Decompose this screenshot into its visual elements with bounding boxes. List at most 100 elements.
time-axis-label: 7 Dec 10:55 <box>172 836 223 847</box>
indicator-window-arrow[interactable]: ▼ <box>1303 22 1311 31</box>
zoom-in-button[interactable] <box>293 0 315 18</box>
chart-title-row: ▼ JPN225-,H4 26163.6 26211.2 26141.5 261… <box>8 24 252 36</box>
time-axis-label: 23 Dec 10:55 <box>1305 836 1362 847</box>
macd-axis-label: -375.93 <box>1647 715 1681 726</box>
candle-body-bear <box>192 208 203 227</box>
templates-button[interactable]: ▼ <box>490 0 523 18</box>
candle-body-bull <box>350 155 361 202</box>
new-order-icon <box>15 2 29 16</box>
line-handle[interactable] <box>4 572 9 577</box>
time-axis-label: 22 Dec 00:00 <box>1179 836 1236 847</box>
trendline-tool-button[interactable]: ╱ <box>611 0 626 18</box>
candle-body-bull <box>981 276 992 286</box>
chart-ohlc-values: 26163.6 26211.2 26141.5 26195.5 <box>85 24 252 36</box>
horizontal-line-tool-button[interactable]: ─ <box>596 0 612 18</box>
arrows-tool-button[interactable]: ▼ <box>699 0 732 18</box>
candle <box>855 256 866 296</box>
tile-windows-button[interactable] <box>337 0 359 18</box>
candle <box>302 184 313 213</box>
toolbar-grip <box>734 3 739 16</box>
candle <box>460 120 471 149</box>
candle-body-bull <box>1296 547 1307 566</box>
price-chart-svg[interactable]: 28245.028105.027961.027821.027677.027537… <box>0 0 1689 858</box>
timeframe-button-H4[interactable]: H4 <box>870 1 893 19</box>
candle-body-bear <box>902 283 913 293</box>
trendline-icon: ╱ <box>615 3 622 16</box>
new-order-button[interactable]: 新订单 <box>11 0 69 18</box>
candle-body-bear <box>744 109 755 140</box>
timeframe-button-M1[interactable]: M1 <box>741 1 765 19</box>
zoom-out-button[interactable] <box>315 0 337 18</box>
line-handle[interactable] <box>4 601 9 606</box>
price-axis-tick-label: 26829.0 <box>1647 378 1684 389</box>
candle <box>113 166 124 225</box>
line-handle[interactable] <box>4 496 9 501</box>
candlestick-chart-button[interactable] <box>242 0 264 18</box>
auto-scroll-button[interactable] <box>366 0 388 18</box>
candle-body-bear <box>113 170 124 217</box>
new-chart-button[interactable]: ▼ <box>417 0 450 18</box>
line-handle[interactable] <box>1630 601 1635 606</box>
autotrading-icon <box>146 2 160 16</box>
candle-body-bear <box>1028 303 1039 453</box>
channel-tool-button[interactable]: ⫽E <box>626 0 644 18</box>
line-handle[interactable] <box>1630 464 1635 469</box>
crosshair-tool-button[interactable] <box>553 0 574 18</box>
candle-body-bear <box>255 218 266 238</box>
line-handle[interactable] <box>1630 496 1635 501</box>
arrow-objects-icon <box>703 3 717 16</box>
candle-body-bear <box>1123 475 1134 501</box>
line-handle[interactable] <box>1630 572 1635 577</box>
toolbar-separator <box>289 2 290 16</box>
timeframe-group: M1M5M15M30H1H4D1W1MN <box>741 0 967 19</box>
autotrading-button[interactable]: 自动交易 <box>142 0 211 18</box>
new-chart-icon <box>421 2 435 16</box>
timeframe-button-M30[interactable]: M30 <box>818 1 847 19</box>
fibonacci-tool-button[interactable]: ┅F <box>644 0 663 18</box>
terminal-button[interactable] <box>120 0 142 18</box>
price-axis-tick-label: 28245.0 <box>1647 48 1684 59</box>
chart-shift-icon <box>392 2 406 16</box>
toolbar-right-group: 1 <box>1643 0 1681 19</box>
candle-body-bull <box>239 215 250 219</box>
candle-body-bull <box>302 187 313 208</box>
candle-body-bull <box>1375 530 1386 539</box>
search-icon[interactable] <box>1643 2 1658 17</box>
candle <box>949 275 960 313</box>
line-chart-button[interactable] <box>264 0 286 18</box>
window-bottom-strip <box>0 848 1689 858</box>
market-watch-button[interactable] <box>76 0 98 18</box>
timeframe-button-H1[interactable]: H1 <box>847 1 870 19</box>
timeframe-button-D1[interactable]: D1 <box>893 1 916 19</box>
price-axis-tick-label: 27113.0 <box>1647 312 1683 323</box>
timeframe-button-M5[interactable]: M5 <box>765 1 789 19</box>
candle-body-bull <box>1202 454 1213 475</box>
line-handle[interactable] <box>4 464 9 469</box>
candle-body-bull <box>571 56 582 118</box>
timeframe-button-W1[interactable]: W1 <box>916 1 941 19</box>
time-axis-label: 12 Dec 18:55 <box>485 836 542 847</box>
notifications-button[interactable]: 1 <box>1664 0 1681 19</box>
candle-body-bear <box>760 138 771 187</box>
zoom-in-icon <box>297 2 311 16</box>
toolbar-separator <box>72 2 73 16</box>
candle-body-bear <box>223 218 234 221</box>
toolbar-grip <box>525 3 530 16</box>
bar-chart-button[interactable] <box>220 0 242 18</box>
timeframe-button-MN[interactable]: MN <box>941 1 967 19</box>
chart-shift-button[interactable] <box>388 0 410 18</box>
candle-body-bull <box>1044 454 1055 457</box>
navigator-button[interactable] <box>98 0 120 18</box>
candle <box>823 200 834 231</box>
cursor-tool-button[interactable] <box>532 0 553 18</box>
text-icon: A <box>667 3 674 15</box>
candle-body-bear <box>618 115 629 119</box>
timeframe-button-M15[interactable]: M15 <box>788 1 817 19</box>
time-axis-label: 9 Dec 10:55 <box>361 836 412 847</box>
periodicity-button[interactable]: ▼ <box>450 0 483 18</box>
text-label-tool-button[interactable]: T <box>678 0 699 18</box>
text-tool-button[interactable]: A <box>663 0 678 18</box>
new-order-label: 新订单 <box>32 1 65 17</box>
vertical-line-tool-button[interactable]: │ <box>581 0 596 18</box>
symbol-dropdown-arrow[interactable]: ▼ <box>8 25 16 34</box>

----

Output every line of the records above as a JSON list of strings, one string per line, leaving out blank lines.

[
  "Decompose this screenshot into its visual elements with bounding boxes. List at most 100 elements.",
  "time-axis-label: 7 Dec 10:55 <box>172 836 223 847</box>",
  "indicator-window-arrow[interactable]: ▼ <box>1303 22 1311 31</box>",
  "zoom-in-button[interactable] <box>293 0 315 18</box>",
  "chart-title-row: ▼ JPN225-,H4 26163.6 26211.2 26141.5 261… <box>8 24 252 36</box>",
  "time-axis-label: 23 Dec 10:55 <box>1305 836 1362 847</box>",
  "macd-axis-label: -375.93 <box>1647 715 1681 726</box>",
  "candle-body-bear <box>192 208 203 227</box>",
  "templates-button[interactable]: ▼ <box>490 0 523 18</box>",
  "candle-body-bull <box>350 155 361 202</box>",
  "new-order-icon <box>15 2 29 16</box>",
  "line-handle[interactable] <box>4 572 9 577</box>",
  "time-axis-label: 22 Dec 00:00 <box>1179 836 1236 847</box>",
  "trendline-tool-button[interactable]: ╱ <box>611 0 626 18</box>",
  "candle-body-bull <box>981 276 992 286</box>",
  "chart-ohlc-values: 26163.6 26211.2 26141.5 26195.5 <box>85 24 252 36</box>",
  "horizontal-line-tool-button[interactable]: ─ <box>596 0 612 18</box>",
  "arrows-tool-button[interactable]: ▼ <box>699 0 732 18</box>",
  "candle <box>855 256 866 296</box>",
  "tile-windows-button[interactable] <box>337 0 359 18</box>",
  "candle <box>302 184 313 213</box>",
  "toolbar-grip <box>734 3 739 16</box>",
  "candle <box>460 120 471 149</box>",
  "candle-body-bull <box>1296 547 1307 566</box>",
  "price-chart-svg[interactable]: 28245.028105.027961.027821.027677.027537… <box>0 0 1689 858</box>",
  "timeframe-button-H4[interactable]: H4 <box>870 1 893 19</box>",
  "candle-body-bear <box>902 283 913 293</box>",
  "trendline-icon: ╱ <box>615 3 622 16</box>",
  "new-order-button[interactable]: 新订单 <box>11 0 69 18</box>",
  "candle-body-bear <box>744 109 755 140</box>",
  "timeframe-button-M1[interactable]: M1 <box>741 1 765 19</box>",
  "zoom-out-button[interactable] <box>315 0 337 18</box>",
  "line-handle[interactable] <box>4 601 9 606</box>",
  "price-axis-tick-label: 26829.0 <box>1647 378 1684 389</box>",
  "candle <box>113 166 124 225</box>",
  "line-handle[interactable] <box>4 496 9 501</box>",
  "candlestick-chart-button[interactable] <box>242 0 264 18</box>",
  "auto-scroll-button[interactable] <box>366 0 388 18</box>",
  "candle-body-bear <box>113 170 124 217</box>",
  "new-chart-button[interactable]: ▼ <box>417 0 450 18</box>",
  "line-handle[interactable] <box>1630 601 1635 606</box>",
  "autotrading-icon <box>146 2 160 16</box>",
  "candle-body-bear <box>1028 303 1039 453</box>",
  "channel-tool-button[interactable]: ⫽E <box>626 0 644 18</box>",
  "line-handle[interactable] <box>1630 464 1635 469</box>",
  "crosshair-tool-button[interactable] <box>553 0 574 18</box>",
  "candle-body-bear <box>255 218 266 238</box>",
  "line-handle[interactable] <box>1630 496 1635 501</box>",
  "arrow-objects-icon <box>703 3 717 16</box>",
  "candle-body-bear <box>1123 475 1134 501</box>",
  "line-handle[interactable] <box>1630 572 1635 577</box>",
  "toolbar-separator <box>289 2 290 16</box>",
  "timeframe-group: M1M5M15M30H1H4D1W1MN <box>741 0 967 19</box>",
  "autotrading-button[interactable]: 自动交易 <box>142 0 211 18</box>",
  "new-chart-icon <box>421 2 435 16</box>",
  "timeframe-button-M30[interactable]: M30 <box>818 1 847 19</box>",
  "fibonacci-tool-button[interactable]: ┅F <box>644 0 663 18</box>",
  "terminal-button[interactable] <box>120 0 142 18</box>",
  "price-axis-tick-label: 28245.0 <box>1647 48 1684 59</box>",
  "chart-shift-icon <box>392 2 406 16</box>",
  "toolbar-right-group: 1 <box>1643 0 1681 19</box>",
  "candle-body-bull <box>239 215 250 219</box>",
  "candle-body-bull <box>302 187 313 208</box>",
  "candle-body-bull <box>1375 530 1386 539</box>",
  "search-icon[interactable] <box>1643 2 1658 17</box>",
  "candle <box>949 275 960 313</box>",
  "line-chart-button[interactable] <box>264 0 286 18</box>",
  "window-bottom-strip <box>0 848 1689 858</box>",
  "market-watch-button[interactable] <box>76 0 98 18</box>",
  "timeframe-button-H1[interactable]: H1 <box>847 1 870 19</box>",
  "timeframe-button-D1[interactable]: D1 <box>893 1 916 19</box>",
  "price-axis-tick-label: 27113.0 <box>1647 312 1683 323</box>",
  "timeframe-button-M5[interactable]: M5 <box>765 1 789 19</box>",
  "candle-body-bull <box>1202 454 1213 475</box>",
  "line-handle[interactable] <box>4 464 9 469</box>",
  "candle-body-bull <box>571 56 582 118</box>",
  "timeframe-button-W1[interactable]: W1 <box>916 1 941 19</box>",
  "time-axis-label: 12 Dec 18:55 <box>485 836 542 847</box>",
  "notifications-button[interactable]: 1 <box>1664 0 1681 19</box>",
  "candle-body-bear <box>760 138 771 187</box>",
  "zoom-in-icon <box>297 2 311 16</box>",
  "toolbar-separator <box>72 2 73 16</box>",
  "candle-body-bear <box>223 218 234 221</box>",
  "toolbar-grip <box>525 3 530 16</box>",
  "bar-chart-button[interactable] <box>220 0 242 18</box>",
  "timeframe-button-MN[interactable]: MN <box>941 1 967 19</box>",
  "chart-shift-button[interactable] <box>388 0 410 18</box>",
  "candle-body-bull <box>1044 454 1055 457</box>",
  "navigator-button[interactable] <box>98 0 120 18</box>",
  "candle <box>823 200 834 231</box>",
  "cursor-tool-button[interactable] <box>532 0 553 18</box>",
  "text-icon: A <box>667 3 674 15</box>",
  "candle-body-bear <box>618 115 629 119</box>",
  "timeframe-button-M15[interactable]: M15 <box>788 1 817 19</box>",
  "time-axis-label: 9 Dec 10:55 <box>361 836 412 847</box>",
  "periodicity-button[interactable]: ▼ <box>450 0 483 18</box>",
  "text-label-tool-button[interactable]: T <box>678 0 699 18</box>",
  "text-tool-button[interactable]: A <box>663 0 678 18</box>",
  "new-order-label: 新订单 <box>32 1 65 17</box>",
  "vertical-line-tool-button[interactable]: │ <box>581 0 596 18</box>",
  "symbol-dropdown-arrow[interactable]: ▼ <box>8 25 16 34</box>"
]